** Begin **

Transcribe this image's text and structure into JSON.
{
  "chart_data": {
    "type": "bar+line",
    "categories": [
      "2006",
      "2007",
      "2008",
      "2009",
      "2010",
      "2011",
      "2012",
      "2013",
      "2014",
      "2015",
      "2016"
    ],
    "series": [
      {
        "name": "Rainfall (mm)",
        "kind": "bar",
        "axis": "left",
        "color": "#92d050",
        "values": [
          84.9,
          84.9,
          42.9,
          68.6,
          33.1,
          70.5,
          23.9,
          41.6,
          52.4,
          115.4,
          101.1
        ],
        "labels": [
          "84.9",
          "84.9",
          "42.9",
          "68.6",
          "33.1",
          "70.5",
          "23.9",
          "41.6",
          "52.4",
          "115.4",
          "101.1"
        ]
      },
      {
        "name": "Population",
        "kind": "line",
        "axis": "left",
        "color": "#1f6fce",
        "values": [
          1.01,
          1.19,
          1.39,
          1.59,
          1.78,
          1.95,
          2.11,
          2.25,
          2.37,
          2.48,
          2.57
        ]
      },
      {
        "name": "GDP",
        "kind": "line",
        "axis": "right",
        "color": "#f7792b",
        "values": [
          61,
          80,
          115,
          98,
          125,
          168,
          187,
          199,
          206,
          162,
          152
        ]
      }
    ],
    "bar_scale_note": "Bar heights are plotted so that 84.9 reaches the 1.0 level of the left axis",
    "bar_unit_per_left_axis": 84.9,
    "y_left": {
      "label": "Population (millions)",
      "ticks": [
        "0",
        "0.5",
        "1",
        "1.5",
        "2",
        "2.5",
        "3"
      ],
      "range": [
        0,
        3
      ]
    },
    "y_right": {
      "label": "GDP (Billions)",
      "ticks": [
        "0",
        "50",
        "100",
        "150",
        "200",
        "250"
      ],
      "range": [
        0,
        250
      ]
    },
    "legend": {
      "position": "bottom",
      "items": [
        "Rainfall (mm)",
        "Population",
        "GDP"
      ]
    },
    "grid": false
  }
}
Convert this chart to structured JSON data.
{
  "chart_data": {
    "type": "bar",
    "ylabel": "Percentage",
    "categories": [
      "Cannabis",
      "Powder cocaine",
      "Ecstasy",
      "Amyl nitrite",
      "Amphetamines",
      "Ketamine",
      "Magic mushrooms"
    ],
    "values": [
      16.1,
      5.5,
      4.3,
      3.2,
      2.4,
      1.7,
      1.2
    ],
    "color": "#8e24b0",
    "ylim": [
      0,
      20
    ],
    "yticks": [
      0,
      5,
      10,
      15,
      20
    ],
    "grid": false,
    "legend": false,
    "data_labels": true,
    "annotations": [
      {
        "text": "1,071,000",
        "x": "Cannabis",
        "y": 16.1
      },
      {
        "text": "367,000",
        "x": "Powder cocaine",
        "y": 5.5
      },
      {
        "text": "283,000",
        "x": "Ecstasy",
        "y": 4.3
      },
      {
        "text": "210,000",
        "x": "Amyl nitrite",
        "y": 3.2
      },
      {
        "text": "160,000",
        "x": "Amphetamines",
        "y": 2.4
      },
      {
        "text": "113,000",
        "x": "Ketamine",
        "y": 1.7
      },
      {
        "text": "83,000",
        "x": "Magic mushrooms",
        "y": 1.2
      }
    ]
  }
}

** End **

* **THE TASK**: Return each entry from above without altering a single character.

* **FINISHED TASK**:
Transcribe this image's text and structure into JSON.
{
  "chart_data": {
    "type": "bar+line",
    "categories": [
      "2006",
      "2007",
      "2008",
      "2009",
      "2010",
      "2011",
      "2012",
      "2013",
      "2014",
      "2015",
      "2016"
    ],
    "series": [
      {
        "name": "Rainfall (mm)",
        "kind": "bar",
        "axis": "left",
        "color": "#92d050",
        "values": [
          84.9,
          84.9,
          42.9,
          68.6,
          33.1,
          70.5,
          23.9,
          41.6,
          52.4,
          115.4,
          101.1
        ],
        "labels": [
          "84.9",
          "84.9",
          "42.9",
          "68.6",
          "33.1",
          "70.5",
          "23.9",
          "41.6",
          "52.4",
          "115.4",
          "101.1"
        ]
      },
      {
        "name": "Population",
        "kind": "line",
        "axis": "left",
        "color": "#1f6fce",
        "values": [
          1.01,
          1.19,
          1.39,
          1.59,
          1.78,
          1.95,
          2.11,
          2.25,
          2.37,
          2.48,
          2.57
        ]
      },
      {
        "name": "GDP",
        "kind": "line",
        "axis": "right",
        "color": "#f7792b",
        "values": [
          61,
          80,
          115,
          98,
          125,
          168,
          187,
          199,
          206,
          162,
          152
        ]
      }
    ],
    "bar_scale_note": "Bar heights are plotted so that 84.9 reaches the 1.0 level of the left axis",
    "bar_unit_per_left_axis": 84.9,
    "y_left": {
      "label": "Population (millions)",
      "ticks": [
        "0",
        "0.5",
        "1",
        "1.5",
        "2",
        "2.5",
        "3"
      ],
      "range": [
        0,
        3
      ]
    },
    "y_right": {
      "label": "GDP (Billions)",
      "ticks": [
        "0",
        "50",
        "100",
        "150",
        "200",
        "250"
      ],
      "range": [
        0,
        250
      ]
    },
    "legend": {
      "position": "bottom",
      "items": [
        "Rainfall (mm)",
        "Population",
        "GDP"
      ]
    },
    "grid": false
  }
}
Convert this chart to structured JSON data.
{
  "chart_data": {
    "type": "bar",
    "ylabel": "Percentage",
    "categories": [
      "Cannabis",
      "Powder cocaine",
      "Ecstasy",
      "Amyl nitrite",
      "Amphetamines",
      "Ketamine",
      "Magic mushrooms"
    ],
    "values": [
      16.1,
      5.5,
      4.3,
      3.2,
      2.4,
      1.7,
      1.2
    ],
    "color": "#8e24b0",
    "ylim": [
      0,
      20
    ],
    "yticks": [
      0,
      5,
      10,
      15,
      20
    ],
    "grid": false,
    "legend": false,
    "data_labels": true,
    "annotations": [
      {
        "text": "1,071,000",
        "x": "Cannabis",
        "y": 16.1
      },
      {
        "text": "367,000",
        "x": "Powder cocaine",
        "y": 5.5
      },
      {
        "text": "283,000",
        "x": "Ecstasy",
        "y": 4.3
      },
      {
        "text": "210,000",
        "x": "Amyl nitrite",
        "y": 3.2
      },
      {
        "text": "160,000",
        "x": "Amphetamines",
        "y": 2.4
      },
      {
        "text": "113,000",
        "x": "Ketamine",
        "y": 1.7
      },
      {
        "text": "83,000",
        "x": "Magic mushrooms",
        "y": 1.2
      }
    ]
  }
}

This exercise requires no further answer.